--- BEGIN Selected text ---

Menu
Index

Contact
Atom Feed
Comments Atom Feed

Similar Articles

2011-12-29 21:47
Bayesian Classifier Classes for Perl and PHP
2009-11-22 15:20
IMDB ratings for MythTV
2009-11-14 13:46
Apache stats on Cacti (via SNMP)
2008-10-26 12:09
State of the blog
2012-04-26 16:59
MySQL Performance Graphs on Cacti via SNMP

Recent Articles

2019-07-28 16:35
git http with Nginx via Flask wsgi application (git4nginx)
2018-05-15 16:48
Raspberry Pi Camera, IR Lights and more
2017-04-23 14:21
Raspberry Pi SD Card Test
2017-04-07 10:54
DNS Firewall (blackhole malicious, like Pi-hole) with bind9
2017-03-28 13:07
Kubernetes to learn Part 4

Glen Pitt-Pladdy :: Blog

Bayesian Classifier Classes for Python

Previously I published Perl and PHP classes for Bayesian Classification which was a key component in a few projects of mine, including managing spamming attempts on this blog.

Seeing that dspam seems to have not seen active development for a while, I needed a new classifier for mail. I've also been messing with pymilter as the basis of my own SMTP filtering. The obvious thing to do was to create a port of my previous Classifiers to Python. That way I also have 3-way comparison testing and database compatibility.

I've been running with this class for a while now and it seems to work as expected after a few things got ironed out. These were largely corner cases which didn't occur with previous projects, but caused my Milter to flake out (raise Exceptions) in all sorts of unexpected ways. Some of these include things like having Transaction Deadlocks when two mails are being processed concurrently and contain the same words. I've also ported these fixes to the original Perl and PHP versions.

Backend Database

This is exactly the same as with the Perl and PHP versions. Databases are created with SQL scripts supplied before. In the case of MySQL we start assuming an empty database with whatever user privileges already set:

$ mysql -u dbuser -pdbpass database < classifier_mysql.sql

or...

$ sqlite3 /path/to/database.db < classifier_sqlite.sql

I have applications using both SQLite and MySQL, but obviously the former is a much easier starting point.

--- END Selected text ---
--- BEGIN Data shown ---

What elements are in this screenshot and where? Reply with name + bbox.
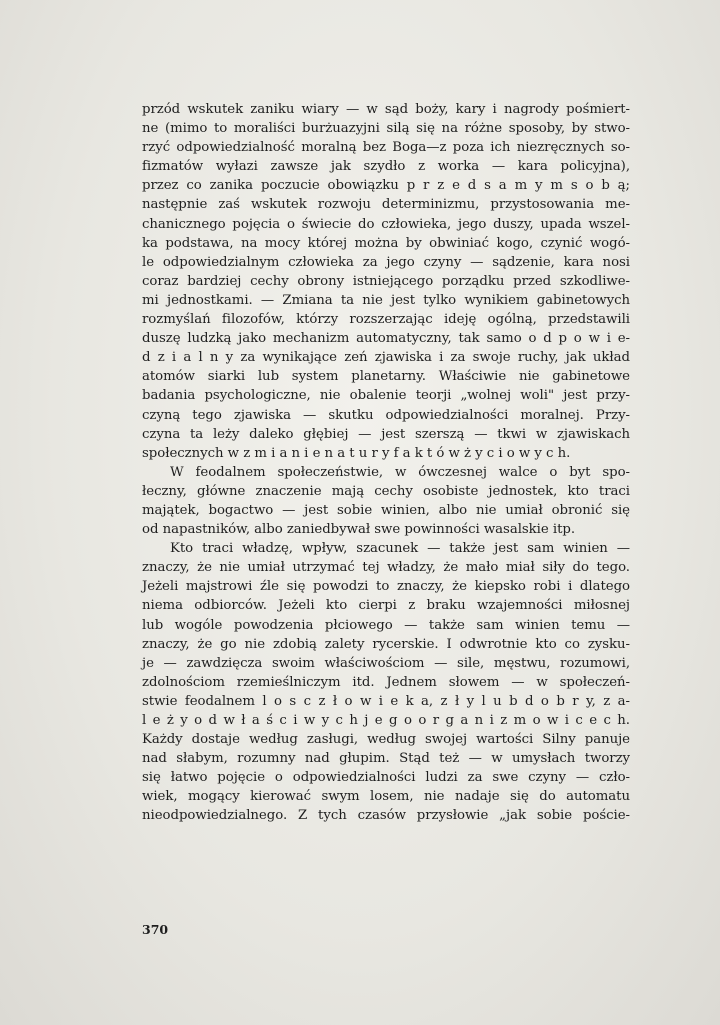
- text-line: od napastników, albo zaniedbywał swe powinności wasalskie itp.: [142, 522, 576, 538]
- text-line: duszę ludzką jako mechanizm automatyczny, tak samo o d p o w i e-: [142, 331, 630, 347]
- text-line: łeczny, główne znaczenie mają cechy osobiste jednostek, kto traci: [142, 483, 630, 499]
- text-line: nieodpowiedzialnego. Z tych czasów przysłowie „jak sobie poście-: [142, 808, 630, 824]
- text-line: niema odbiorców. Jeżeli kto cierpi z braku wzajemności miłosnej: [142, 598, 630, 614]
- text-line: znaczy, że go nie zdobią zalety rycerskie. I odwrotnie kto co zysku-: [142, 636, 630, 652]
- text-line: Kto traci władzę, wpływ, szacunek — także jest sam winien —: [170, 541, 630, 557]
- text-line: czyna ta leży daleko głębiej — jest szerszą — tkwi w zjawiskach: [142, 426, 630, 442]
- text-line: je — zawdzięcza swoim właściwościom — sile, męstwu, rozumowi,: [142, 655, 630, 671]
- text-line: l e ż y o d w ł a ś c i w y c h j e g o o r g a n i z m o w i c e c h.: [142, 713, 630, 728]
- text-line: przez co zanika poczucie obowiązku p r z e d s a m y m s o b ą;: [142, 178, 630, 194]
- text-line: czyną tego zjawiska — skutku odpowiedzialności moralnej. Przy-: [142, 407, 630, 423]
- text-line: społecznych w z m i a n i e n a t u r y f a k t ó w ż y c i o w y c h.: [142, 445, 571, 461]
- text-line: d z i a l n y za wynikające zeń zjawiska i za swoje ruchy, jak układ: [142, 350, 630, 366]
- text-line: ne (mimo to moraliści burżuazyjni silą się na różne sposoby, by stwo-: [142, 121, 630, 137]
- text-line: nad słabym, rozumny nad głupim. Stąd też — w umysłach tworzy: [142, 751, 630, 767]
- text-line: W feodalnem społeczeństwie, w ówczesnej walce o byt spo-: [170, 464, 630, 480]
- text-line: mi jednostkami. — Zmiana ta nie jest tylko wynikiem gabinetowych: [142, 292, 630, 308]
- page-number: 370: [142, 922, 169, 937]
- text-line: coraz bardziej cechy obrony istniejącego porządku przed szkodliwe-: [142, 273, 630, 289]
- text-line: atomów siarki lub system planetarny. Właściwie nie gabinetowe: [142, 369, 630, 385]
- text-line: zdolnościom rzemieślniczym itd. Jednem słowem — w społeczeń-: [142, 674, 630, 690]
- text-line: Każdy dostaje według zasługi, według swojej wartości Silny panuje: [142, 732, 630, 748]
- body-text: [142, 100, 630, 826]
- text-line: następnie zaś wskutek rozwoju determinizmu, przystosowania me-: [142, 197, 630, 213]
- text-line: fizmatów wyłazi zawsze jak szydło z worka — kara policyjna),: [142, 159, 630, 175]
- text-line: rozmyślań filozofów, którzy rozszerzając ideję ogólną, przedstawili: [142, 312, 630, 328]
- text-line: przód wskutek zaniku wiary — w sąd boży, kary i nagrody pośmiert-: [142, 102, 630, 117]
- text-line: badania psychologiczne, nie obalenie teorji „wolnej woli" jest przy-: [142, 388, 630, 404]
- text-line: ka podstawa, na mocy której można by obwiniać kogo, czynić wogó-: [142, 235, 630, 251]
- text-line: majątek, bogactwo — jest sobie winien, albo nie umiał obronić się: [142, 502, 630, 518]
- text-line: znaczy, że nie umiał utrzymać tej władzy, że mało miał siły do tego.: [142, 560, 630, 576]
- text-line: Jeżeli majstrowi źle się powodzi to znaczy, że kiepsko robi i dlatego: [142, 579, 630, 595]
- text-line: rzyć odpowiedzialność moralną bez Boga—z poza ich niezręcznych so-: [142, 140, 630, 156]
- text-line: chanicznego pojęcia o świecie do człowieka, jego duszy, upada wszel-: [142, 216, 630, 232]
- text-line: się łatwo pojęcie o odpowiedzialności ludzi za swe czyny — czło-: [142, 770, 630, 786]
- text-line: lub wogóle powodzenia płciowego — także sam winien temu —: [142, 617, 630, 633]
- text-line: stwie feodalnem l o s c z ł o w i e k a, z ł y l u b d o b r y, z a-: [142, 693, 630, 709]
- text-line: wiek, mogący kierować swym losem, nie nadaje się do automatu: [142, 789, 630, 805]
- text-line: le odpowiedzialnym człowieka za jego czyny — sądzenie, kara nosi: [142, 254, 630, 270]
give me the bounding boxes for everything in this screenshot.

--- END Data shown ---

Tasks for this exercise:
(1) Answer these questions about the blog post on Bayesian classifier classes for Python:
(a) What does the author use as the basis for their own SMTP filtering?
(b) What kind of deadlock occurred when two mails containing the same words were processed concurrently?
(c) Which database does the author call a much easier starting point?
(2) In the entries, reproduce the lines between the one holding "- text-line: od" and the one holding "- text-line: społecznych", inclusive, with "powinności" renamed to "obowiązki" and everything else unchanged.

Results for each task:
(1)
(a) pymilter
(b) Transaction Deadlocks
(c) SQLite

(2)
- text-line: od napastników, albo zaniedbywał swe obowiązki wasalskie itp.: [142, 522, 576, 538]
- text-line: duszę ludzką jako mechanizm automatyczny, tak samo o d p o w i e-: [142, 331, 630, 347]
- text-line: łeczny, główne znaczenie mają cechy osobiste jednostek, kto traci: [142, 483, 630, 499]
- text-line: nieodpowiedzialnego. Z tych czasów przysłowie „jak sobie poście-: [142, 808, 630, 824]
- text-line: niema odbiorców. Jeżeli kto cierpi z braku wzajemności miłosnej: [142, 598, 630, 614]
- text-line: znaczy, że go nie zdobią zalety rycerskie. I odwrotnie kto co zysku-: [142, 636, 630, 652]
- text-line: Kto traci władzę, wpływ, szacunek — także jest sam winien —: [170, 541, 630, 557]
- text-line: czyna ta leży daleko głębiej — jest szerszą — tkwi w zjawiskach: [142, 426, 630, 442]
- text-line: je — zawdzięcza swoim właściwościom — sile, męstwu, rozumowi,: [142, 655, 630, 671]
- text-line: l e ż y o d w ł a ś c i w y c h j e g o o r g a n i z m o w i c e c h.: [142, 713, 630, 728]
- text-line: przez co zanika poczucie obowiązku p r z e d s a m y m s o b ą;: [142, 178, 630, 194]
- text-line: czyną tego zjawiska — skutku odpowiedzialności moralnej. Przy-: [142, 407, 630, 423]
- text-line: społecznych w z m i a n i e n a t u r y f a k t ó w ż y c i o w y c h.: [142, 445, 571, 461]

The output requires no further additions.